- Exercise details -
Lines holding the string "structured" are the ones to copy from this listing.

- Data shown -
________________

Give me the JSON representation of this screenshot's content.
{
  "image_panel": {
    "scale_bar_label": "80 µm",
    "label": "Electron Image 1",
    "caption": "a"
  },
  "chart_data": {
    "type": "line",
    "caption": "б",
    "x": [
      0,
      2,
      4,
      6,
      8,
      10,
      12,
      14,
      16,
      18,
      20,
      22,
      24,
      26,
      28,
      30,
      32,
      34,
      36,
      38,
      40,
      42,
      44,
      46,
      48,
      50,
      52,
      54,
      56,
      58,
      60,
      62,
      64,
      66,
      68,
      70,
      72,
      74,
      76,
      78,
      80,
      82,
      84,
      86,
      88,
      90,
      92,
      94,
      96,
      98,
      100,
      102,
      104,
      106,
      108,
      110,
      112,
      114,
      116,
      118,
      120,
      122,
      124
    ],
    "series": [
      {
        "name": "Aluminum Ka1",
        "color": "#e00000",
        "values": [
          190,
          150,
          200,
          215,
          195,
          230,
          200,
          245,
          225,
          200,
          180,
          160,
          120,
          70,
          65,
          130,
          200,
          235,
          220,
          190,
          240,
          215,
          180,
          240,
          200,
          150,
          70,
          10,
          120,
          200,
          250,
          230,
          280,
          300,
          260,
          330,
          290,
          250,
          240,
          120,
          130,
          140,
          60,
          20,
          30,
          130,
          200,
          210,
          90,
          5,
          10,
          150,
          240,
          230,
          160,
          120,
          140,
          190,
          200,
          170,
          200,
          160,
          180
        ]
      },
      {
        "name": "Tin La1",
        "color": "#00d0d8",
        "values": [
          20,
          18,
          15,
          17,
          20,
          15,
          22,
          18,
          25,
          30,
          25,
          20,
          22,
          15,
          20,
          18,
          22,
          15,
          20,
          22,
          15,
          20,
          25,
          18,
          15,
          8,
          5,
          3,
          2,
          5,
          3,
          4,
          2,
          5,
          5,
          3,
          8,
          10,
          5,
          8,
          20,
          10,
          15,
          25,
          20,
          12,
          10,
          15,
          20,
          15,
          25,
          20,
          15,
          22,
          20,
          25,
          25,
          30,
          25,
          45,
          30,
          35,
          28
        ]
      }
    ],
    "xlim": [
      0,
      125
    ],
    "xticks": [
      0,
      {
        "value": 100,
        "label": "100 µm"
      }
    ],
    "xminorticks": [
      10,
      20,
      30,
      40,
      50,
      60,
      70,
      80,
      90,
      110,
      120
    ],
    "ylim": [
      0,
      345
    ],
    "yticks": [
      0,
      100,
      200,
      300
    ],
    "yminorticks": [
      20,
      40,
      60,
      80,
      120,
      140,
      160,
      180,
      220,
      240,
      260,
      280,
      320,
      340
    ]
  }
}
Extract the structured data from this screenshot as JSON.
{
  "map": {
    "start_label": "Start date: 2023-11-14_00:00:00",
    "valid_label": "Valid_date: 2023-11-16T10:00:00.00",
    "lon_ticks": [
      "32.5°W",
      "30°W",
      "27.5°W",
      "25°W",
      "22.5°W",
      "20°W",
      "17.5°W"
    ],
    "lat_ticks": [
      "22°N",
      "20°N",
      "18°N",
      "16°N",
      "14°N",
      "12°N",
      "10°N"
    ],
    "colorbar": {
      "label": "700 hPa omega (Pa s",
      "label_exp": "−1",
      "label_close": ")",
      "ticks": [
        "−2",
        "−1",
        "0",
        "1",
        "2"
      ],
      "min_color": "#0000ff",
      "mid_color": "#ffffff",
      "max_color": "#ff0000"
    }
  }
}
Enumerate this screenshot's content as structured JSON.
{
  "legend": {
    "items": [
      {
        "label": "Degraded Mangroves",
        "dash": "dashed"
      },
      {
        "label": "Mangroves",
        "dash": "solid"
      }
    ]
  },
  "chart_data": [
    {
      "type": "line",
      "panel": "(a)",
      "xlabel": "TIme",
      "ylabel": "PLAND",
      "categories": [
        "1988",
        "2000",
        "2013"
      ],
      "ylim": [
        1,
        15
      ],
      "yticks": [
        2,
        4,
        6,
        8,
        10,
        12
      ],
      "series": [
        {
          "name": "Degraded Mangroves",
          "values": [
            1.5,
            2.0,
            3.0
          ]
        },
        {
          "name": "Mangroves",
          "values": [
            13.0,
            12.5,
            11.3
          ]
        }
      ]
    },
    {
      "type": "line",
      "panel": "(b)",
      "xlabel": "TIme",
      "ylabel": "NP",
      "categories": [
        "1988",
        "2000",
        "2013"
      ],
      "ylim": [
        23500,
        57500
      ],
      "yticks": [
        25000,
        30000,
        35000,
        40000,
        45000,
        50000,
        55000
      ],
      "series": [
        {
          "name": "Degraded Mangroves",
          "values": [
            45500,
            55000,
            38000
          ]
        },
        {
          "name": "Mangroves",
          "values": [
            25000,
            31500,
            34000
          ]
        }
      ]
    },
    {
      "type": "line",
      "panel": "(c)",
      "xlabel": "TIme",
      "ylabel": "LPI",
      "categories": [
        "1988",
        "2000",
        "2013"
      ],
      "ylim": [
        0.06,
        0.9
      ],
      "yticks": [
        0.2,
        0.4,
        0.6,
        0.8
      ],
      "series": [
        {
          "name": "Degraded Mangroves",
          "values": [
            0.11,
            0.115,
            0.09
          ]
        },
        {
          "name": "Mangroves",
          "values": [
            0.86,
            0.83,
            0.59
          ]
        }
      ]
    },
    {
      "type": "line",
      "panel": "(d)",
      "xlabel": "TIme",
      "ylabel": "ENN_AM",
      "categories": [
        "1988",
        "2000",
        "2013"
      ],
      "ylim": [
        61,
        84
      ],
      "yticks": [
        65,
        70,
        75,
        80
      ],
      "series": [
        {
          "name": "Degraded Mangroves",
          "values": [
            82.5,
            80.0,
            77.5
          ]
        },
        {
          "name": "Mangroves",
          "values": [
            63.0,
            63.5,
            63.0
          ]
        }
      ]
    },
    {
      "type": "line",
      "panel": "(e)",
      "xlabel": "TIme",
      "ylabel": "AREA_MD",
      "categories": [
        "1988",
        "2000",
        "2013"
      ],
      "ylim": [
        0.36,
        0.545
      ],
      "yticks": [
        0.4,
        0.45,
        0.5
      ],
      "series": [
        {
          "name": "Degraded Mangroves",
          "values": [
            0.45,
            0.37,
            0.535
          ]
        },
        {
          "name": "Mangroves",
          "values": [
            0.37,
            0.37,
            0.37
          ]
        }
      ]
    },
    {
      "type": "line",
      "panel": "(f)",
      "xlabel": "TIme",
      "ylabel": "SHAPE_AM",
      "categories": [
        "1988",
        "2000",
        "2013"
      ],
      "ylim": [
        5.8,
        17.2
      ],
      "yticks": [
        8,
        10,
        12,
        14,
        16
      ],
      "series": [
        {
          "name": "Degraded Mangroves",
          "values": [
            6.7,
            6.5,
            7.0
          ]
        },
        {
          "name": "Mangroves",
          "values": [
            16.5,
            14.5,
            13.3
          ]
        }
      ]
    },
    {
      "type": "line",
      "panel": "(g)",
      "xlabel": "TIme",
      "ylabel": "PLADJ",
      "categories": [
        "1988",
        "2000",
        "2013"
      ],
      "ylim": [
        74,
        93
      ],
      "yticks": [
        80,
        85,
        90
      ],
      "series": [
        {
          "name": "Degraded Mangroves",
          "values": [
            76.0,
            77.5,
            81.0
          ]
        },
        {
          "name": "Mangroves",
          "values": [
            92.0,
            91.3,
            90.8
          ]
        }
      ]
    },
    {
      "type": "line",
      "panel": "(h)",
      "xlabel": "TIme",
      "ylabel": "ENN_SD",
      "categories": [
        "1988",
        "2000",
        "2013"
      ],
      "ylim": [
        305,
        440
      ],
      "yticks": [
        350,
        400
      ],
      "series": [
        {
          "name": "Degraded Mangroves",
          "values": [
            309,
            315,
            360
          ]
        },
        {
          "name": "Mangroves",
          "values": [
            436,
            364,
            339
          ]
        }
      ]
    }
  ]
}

________________

- Response -
Extract the structured data from this screenshot as JSON.
Enumerate this screenshot's content as structured JSON.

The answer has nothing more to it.